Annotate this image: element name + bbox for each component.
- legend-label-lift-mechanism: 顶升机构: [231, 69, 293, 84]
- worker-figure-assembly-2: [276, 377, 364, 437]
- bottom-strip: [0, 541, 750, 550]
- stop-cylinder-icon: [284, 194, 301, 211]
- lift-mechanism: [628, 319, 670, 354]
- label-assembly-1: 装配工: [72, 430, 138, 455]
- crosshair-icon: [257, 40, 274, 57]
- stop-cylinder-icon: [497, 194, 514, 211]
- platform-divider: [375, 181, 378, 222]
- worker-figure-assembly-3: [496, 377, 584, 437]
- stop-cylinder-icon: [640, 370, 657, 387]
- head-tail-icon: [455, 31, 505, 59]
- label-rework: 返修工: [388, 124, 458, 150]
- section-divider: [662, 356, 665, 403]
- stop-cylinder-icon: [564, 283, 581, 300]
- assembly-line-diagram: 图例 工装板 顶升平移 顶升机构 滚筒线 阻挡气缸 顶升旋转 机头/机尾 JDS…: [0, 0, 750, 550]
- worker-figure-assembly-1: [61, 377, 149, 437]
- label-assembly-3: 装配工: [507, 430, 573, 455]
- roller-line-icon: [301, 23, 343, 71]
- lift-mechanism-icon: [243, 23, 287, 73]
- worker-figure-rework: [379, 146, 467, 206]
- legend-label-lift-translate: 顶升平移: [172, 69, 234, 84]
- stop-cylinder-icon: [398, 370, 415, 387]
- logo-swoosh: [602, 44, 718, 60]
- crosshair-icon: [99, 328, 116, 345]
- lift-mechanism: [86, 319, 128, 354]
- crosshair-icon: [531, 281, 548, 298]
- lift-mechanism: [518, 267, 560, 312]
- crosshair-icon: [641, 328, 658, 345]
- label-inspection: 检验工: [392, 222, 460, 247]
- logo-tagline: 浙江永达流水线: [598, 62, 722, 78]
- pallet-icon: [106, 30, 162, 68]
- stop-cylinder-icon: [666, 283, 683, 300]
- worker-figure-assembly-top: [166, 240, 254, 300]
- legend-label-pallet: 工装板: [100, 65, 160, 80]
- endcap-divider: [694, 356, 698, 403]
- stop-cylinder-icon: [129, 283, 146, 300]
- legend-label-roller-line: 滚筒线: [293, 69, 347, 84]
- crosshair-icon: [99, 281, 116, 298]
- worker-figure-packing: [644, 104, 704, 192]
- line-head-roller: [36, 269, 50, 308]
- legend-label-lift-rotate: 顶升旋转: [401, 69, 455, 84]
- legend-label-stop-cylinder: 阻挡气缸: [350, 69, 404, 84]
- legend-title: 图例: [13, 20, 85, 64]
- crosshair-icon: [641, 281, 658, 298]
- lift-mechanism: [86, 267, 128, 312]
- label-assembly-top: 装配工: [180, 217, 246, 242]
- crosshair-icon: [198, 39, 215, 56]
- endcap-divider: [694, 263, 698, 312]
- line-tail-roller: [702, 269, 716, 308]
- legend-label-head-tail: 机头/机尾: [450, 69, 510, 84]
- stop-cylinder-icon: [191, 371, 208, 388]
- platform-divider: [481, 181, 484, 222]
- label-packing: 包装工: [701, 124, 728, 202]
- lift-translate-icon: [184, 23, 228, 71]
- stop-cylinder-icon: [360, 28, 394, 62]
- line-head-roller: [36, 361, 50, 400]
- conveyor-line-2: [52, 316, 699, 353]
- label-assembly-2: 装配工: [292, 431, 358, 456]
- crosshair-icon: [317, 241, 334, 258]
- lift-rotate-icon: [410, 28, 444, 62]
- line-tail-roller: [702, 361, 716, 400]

========================

■ **Goal**:
Quote every item above verbatim, one line at a time and in the same order.

■ **Task result**:
Annotate this image: element name + bbox for each component.
- legend-label-lift-mechanism: 顶升机构: [231, 69, 293, 84]
- worker-figure-assembly-2: [276, 377, 364, 437]
- bottom-strip: [0, 541, 750, 550]
- stop-cylinder-icon: [284, 194, 301, 211]
- lift-mechanism: [628, 319, 670, 354]
- label-assembly-1: 装配工: [72, 430, 138, 455]
- crosshair-icon: [257, 40, 274, 57]
- stop-cylinder-icon: [497, 194, 514, 211]
- platform-divider: [375, 181, 378, 222]
- worker-figure-assembly-3: [496, 377, 584, 437]
- stop-cylinder-icon: [640, 370, 657, 387]
- head-tail-icon: [455, 31, 505, 59]
- label-rework: 返修工: [388, 124, 458, 150]
- section-divider: [662, 356, 665, 403]
- stop-cylinder-icon: [564, 283, 581, 300]
- assembly-line-diagram: 图例 工装板 顶升平移 顶升机构 滚筒线 阻挡气缸 顶升旋转 机头/机尾 JDS…: [0, 0, 750, 550]
- worker-figure-assembly-1: [61, 377, 149, 437]
- label-assembly-3: 装配工: [507, 430, 573, 455]
- roller-line-icon: [301, 23, 343, 71]
- lift-mechanism-icon: [243, 23, 287, 73]
- worker-figure-rework: [379, 146, 467, 206]
- legend-label-lift-translate: 顶升平移: [172, 69, 234, 84]
- stop-cylinder-icon: [398, 370, 415, 387]
- logo-swoosh: [602, 44, 718, 60]
- crosshair-icon: [99, 328, 116, 345]
- lift-mechanism: [86, 319, 128, 354]
- crosshair-icon: [531, 281, 548, 298]
- lift-mechanism: [518, 267, 560, 312]
- crosshair-icon: [641, 328, 658, 345]
- label-inspection: 检验工: [392, 222, 460, 247]
- logo-tagline: 浙江永达流水线: [598, 62, 722, 78]
- pallet-icon: [106, 30, 162, 68]
- stop-cylinder-icon: [666, 283, 683, 300]
- worker-figure-assembly-top: [166, 240, 254, 300]
- legend-label-pallet: 工装板: [100, 65, 160, 80]
- endcap-divider: [694, 356, 698, 403]
- stop-cylinder-icon: [129, 283, 146, 300]
- legend-label-roller-line: 滚筒线: [293, 69, 347, 84]
- crosshair-icon: [99, 281, 116, 298]
- worker-figure-packing: [644, 104, 704, 192]
- line-head-roller: [36, 269, 50, 308]
- legend-label-lift-rotate: 顶升旋转: [401, 69, 455, 84]
- legend-label-stop-cylinder: 阻挡气缸: [350, 69, 404, 84]
- legend-title: 图例: [13, 20, 85, 64]
- crosshair-icon: [641, 281, 658, 298]
- lift-mechanism: [86, 267, 128, 312]
- label-assembly-top: 装配工: [180, 217, 246, 242]
- crosshair-icon: [198, 39, 215, 56]
- endcap-divider: [694, 263, 698, 312]
- line-tail-roller: [702, 269, 716, 308]
- legend-label-head-tail: 机头/机尾: [450, 69, 510, 84]
- stop-cylinder-icon: [191, 371, 208, 388]
- platform-divider: [481, 181, 484, 222]
- label-packing: 包装工: [701, 124, 728, 202]
- lift-translate-icon: [184, 23, 228, 71]
- stop-cylinder-icon: [360, 28, 394, 62]
- line-head-roller: [36, 361, 50, 400]
- conveyor-line-2: [52, 316, 699, 353]
- label-assembly-2: 装配工: [292, 431, 358, 456]
- crosshair-icon: [317, 241, 334, 258]
- lift-rotate-icon: [410, 28, 444, 62]
- line-tail-roller: [702, 361, 716, 400]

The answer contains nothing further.